Directions → Print all the entries verbatim.
>> begin
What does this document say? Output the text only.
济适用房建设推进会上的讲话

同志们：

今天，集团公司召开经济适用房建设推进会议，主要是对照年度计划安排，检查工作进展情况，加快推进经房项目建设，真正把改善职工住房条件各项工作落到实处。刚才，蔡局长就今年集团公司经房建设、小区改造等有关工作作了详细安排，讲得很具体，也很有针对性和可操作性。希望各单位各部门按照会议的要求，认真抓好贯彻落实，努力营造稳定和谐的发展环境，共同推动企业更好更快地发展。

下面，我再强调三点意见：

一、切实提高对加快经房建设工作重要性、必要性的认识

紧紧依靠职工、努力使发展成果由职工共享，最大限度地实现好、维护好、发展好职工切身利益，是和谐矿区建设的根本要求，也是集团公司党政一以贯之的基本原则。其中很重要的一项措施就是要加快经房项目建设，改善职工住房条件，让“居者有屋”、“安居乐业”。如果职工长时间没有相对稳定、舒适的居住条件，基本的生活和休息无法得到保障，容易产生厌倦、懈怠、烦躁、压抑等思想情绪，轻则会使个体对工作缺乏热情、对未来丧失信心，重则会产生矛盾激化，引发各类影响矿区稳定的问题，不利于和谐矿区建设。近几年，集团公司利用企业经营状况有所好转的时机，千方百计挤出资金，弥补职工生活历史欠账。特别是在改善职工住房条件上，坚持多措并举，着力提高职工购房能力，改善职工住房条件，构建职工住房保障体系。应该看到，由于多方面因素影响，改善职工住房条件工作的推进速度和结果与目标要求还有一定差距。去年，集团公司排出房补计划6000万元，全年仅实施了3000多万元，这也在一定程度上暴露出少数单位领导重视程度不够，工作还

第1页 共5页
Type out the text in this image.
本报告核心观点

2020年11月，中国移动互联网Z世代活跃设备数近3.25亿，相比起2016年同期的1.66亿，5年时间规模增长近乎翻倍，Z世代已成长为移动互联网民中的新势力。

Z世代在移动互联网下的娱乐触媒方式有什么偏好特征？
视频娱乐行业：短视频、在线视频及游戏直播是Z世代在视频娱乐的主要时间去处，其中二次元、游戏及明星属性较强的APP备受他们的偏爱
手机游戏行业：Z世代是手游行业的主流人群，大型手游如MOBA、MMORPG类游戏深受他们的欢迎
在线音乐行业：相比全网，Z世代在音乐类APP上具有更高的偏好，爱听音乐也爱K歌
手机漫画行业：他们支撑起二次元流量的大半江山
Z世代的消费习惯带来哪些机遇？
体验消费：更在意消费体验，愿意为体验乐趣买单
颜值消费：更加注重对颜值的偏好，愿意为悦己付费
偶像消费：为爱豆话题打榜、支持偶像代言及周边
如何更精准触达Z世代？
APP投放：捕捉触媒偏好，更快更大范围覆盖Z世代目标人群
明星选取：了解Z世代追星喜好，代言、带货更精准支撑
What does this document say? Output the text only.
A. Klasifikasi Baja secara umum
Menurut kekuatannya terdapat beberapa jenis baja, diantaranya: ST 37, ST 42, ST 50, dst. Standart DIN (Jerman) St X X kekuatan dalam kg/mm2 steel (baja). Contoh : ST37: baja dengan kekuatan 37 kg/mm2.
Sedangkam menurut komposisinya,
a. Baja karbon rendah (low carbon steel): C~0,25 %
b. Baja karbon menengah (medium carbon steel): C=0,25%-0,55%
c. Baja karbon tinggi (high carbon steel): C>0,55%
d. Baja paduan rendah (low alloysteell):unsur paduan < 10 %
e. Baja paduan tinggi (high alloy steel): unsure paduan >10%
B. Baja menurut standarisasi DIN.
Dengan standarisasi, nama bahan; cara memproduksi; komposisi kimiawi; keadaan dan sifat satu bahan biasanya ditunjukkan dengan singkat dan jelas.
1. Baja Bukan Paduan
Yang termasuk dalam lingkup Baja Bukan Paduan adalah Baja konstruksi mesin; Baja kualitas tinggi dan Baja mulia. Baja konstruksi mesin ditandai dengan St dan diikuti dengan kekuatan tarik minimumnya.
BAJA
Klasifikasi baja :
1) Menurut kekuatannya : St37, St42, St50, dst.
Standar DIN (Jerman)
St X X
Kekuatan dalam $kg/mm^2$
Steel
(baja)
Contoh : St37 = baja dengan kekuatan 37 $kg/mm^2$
>> end
Response to this exercise →
What does this document say? Output the text only.
济适用房建设推进会上的讲话

同志们：

今天，集团公司召开经济适用房建设推进会议，主要是对照年度计划安排，检查工作进展情况，加快推进经房项目建设，真正把改善职工住房条件各项工作落到实处。刚才，蔡局长就今年集团公司经房建设、小区改造等有关工作作了详细安排，讲得很具体，也很有针对性和可操作性。希望各单位各部门按照会议的要求，认真抓好贯彻落实，努力营造稳定和谐的发展环境，共同推动企业更好更快地发展。

下面，我再强调三点意见：

一、切实提高对加快经房建设工作重要性、必要性的认识

紧紧依靠职工、努力使发展成果由职工共享，最大限度地实现好、维护好、发展好职工切身利益，是和谐矿区建设的根本要求，也是集团公司党政一以贯之的基本原则。其中很重要的一项措施就是要加快经房项目建设，改善职工住房条件，让“居者有屋”、“安居乐业”。如果职工长时间没有相对稳定、舒适的居住条件，基本的生活和休息无法得到保障，容易产生厌倦、懈怠、烦躁、压抑等思想情绪，轻则会使个体对工作缺乏热情、对未来丧失信心，重则会产生矛盾激化，引发各类影响矿区稳定的问题，不利于和谐矿区建设。近几年，集团公司利用企业经营状况有所好转的时机，千方百计挤出资金，弥补职工生活历史欠账。特别是在改善职工住房条件上，坚持多措并举，着力提高职工购房能力，改善职工住房条件，构建职工住房保障体系。应该看到，由于多方面因素影响，改善职工住房条件工作的推进速度和结果与目标要求还有一定差距。去年，集团公司排出房补计划6000万元，全年仅实施了3000多万元，这也在一定程度上暴露出少数单位领导重视程度不够，工作还

第1页 共5页
Type out the text in this image.
本报告核心观点

2020年11月，中国移动互联网Z世代活跃设备数近3.25亿，相比起2016年同期的1.66亿，5年时间规模增长近乎翻倍，Z世代已成长为移动互联网民中的新势力。

Z世代在移动互联网下的娱乐触媒方式有什么偏好特征？
视频娱乐行业：短视频、在线视频及游戏直播是Z世代在视频娱乐的主要时间去处，其中二次元、游戏及明星属性较强的APP备受他们的偏爱
手机游戏行业：Z世代是手游行业的主流人群，大型手游如MOBA、MMORPG类游戏深受他们的欢迎
在线音乐行业：相比全网，Z世代在音乐类APP上具有更高的偏好，爱听音乐也爱K歌
手机漫画行业：他们支撑起二次元流量的大半江山
Z世代的消费习惯带来哪些机遇？
体验消费：更在意消费体验，愿意为体验乐趣买单
颜值消费：更加注重对颜值的偏好，愿意为悦己付费
偶像消费：为爱豆话题打榜、支持偶像代言及周边
如何更精准触达Z世代？
APP投放：捕捉触媒偏好，更快更大范围覆盖Z世代目标人群
明星选取：了解Z世代追星喜好，代言、带货更精准支撑
What does this document say? Output the text only.
A. Klasifikasi Baja secara umum
Menurut kekuatannya terdapat beberapa jenis baja, diantaranya: ST 37, ST 42, ST 50, dst. Standart DIN (Jerman) St X X kekuatan dalam kg/mm2 steel (baja). Contoh : ST37: baja dengan kekuatan 37 kg/mm2.
Sedangkam menurut komposisinya,
a. Baja karbon rendah (low carbon steel): C~0,25 %
b. Baja karbon menengah (medium carbon steel): C=0,25%-0,55%
c. Baja karbon tinggi (high carbon steel): C>0,55%
d. Baja paduan rendah (low alloysteell):unsur paduan < 10 %
e. Baja paduan tinggi (high alloy steel): unsure paduan >10%
B. Baja menurut standarisasi DIN.
Dengan standarisasi, nama bahan; cara memproduksi; komposisi kimiawi; keadaan dan sifat satu bahan biasanya ditunjukkan dengan singkat dan jelas.
1. Baja Bukan Paduan
Yang termasuk dalam lingkup Baja Bukan Paduan adalah Baja konstruksi mesin; Baja kualitas tinggi dan Baja mulia. Baja konstruksi mesin ditandai dengan St dan diikuti dengan kekuatan tarik minimumnya.
BAJA
Klasifikasi baja :
1) Menurut kekuatannya : St37, St42, St50, dst.
Standar DIN (Jerman)
St X X
Kekuatan dalam $kg/mm^2$
Steel
(baja)
Contoh : St37 = baja dengan kekuatan 37 $kg/mm^2$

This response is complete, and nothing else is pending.